— START OF Data for this exercise —
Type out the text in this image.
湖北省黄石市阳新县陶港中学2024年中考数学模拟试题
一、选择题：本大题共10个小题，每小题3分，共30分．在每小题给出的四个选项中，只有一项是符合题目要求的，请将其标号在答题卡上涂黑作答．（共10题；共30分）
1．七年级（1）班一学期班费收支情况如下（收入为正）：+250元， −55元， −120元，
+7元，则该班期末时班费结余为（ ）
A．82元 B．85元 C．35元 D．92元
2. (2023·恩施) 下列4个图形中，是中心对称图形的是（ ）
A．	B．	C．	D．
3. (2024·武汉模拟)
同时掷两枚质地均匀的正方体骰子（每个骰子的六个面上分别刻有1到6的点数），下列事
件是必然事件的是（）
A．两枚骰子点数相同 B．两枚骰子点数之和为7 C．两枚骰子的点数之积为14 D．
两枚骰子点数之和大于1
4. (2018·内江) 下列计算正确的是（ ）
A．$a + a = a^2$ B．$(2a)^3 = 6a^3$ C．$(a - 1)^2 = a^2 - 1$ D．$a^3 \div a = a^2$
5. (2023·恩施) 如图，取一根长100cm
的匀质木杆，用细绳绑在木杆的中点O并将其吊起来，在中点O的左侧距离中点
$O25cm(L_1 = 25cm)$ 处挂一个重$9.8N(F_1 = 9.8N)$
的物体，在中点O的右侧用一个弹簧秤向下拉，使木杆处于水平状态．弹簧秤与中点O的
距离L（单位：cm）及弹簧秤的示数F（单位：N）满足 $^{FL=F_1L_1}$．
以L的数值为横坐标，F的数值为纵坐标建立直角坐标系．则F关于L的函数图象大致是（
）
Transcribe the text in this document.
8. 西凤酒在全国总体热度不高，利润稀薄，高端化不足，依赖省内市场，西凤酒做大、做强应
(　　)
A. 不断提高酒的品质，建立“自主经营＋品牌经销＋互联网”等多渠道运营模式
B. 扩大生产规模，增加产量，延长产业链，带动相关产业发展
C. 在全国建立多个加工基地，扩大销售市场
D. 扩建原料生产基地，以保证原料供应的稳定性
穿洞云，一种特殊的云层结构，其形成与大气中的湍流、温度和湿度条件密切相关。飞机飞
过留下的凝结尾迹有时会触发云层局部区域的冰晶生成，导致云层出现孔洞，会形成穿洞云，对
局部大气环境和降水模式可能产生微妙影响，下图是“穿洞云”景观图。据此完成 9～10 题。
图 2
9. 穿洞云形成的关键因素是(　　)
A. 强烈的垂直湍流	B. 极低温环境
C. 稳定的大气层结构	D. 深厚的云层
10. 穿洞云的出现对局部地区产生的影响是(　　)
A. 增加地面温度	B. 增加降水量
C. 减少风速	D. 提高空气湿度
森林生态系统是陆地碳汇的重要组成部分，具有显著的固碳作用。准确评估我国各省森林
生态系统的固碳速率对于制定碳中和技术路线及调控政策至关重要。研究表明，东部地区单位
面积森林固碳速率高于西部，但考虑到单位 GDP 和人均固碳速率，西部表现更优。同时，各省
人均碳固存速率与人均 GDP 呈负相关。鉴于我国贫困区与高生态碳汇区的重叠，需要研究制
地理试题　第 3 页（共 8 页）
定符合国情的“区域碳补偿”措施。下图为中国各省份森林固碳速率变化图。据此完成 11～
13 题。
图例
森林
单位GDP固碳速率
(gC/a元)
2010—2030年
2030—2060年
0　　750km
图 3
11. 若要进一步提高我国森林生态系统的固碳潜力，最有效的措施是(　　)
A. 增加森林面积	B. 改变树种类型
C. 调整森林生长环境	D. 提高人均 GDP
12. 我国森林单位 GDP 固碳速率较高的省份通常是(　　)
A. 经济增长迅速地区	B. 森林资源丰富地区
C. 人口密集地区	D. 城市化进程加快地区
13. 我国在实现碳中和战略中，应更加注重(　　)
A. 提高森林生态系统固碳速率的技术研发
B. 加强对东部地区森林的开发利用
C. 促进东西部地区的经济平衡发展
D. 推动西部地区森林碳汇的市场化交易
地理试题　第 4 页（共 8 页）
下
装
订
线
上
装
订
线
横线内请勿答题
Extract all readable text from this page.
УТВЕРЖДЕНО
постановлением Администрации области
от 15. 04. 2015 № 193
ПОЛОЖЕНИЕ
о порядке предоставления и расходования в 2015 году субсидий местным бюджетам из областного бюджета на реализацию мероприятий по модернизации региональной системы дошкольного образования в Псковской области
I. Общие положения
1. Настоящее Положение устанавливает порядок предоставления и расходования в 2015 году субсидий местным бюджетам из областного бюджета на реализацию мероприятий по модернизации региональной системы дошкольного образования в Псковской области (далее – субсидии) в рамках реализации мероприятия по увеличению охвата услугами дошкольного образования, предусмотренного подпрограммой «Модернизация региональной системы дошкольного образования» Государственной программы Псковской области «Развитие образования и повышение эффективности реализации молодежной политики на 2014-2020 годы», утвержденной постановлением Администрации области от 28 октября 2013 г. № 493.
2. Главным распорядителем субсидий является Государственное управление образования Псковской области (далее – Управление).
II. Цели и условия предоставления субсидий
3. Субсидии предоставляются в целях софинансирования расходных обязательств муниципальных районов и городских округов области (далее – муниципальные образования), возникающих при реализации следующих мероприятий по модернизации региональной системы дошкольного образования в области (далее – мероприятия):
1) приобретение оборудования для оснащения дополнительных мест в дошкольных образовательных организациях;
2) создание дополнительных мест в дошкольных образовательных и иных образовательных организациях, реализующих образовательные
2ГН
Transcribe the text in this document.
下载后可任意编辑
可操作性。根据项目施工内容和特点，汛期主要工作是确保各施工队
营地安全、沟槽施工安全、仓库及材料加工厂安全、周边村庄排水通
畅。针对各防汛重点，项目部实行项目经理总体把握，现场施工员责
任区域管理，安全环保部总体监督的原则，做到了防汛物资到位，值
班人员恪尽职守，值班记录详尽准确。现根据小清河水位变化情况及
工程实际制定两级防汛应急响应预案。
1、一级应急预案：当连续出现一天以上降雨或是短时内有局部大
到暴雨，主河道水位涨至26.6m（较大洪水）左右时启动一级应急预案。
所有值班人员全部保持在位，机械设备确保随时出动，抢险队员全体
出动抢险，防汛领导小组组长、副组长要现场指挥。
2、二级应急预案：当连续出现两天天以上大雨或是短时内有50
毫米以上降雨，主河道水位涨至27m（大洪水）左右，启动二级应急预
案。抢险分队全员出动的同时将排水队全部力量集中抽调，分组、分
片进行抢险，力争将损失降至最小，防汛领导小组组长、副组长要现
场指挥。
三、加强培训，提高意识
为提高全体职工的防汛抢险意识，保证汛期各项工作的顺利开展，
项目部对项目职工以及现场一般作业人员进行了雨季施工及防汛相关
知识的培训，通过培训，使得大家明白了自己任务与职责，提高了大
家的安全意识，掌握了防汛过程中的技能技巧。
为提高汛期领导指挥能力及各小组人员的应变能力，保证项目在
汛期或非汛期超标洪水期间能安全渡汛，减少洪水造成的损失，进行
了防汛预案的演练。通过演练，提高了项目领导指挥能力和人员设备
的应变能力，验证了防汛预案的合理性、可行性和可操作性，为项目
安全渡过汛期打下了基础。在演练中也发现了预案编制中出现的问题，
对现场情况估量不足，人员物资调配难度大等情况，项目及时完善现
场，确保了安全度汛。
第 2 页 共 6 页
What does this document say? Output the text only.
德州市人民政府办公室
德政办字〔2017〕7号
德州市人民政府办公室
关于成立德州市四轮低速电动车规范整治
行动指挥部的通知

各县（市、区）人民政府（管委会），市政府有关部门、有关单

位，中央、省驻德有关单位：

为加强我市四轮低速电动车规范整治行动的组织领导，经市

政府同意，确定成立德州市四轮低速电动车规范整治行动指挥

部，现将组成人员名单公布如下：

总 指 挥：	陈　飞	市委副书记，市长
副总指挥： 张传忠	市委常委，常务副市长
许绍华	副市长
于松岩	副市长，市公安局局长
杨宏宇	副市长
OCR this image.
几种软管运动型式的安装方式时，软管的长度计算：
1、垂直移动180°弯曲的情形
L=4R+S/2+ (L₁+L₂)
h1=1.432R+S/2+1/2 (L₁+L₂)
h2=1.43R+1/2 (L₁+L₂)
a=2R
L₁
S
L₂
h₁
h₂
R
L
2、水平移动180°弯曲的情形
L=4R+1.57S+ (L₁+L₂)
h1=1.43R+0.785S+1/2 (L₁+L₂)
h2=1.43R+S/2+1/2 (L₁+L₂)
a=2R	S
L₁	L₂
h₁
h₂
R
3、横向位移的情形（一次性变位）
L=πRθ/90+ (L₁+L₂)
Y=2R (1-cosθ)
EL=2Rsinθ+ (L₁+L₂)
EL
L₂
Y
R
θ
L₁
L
— END OF Data for this exercise —
▶ _Task details_
Look through the entries and return every line where "дополнительных" appears.

▶ _Output of the exercise_
1) приобретение оборудования для оснащения дополнительных мест в дошкольных образовательных организациях;
2) создание дополнительных мест в дошкольных образовательных и иных образовательных организациях, реализующих образовательные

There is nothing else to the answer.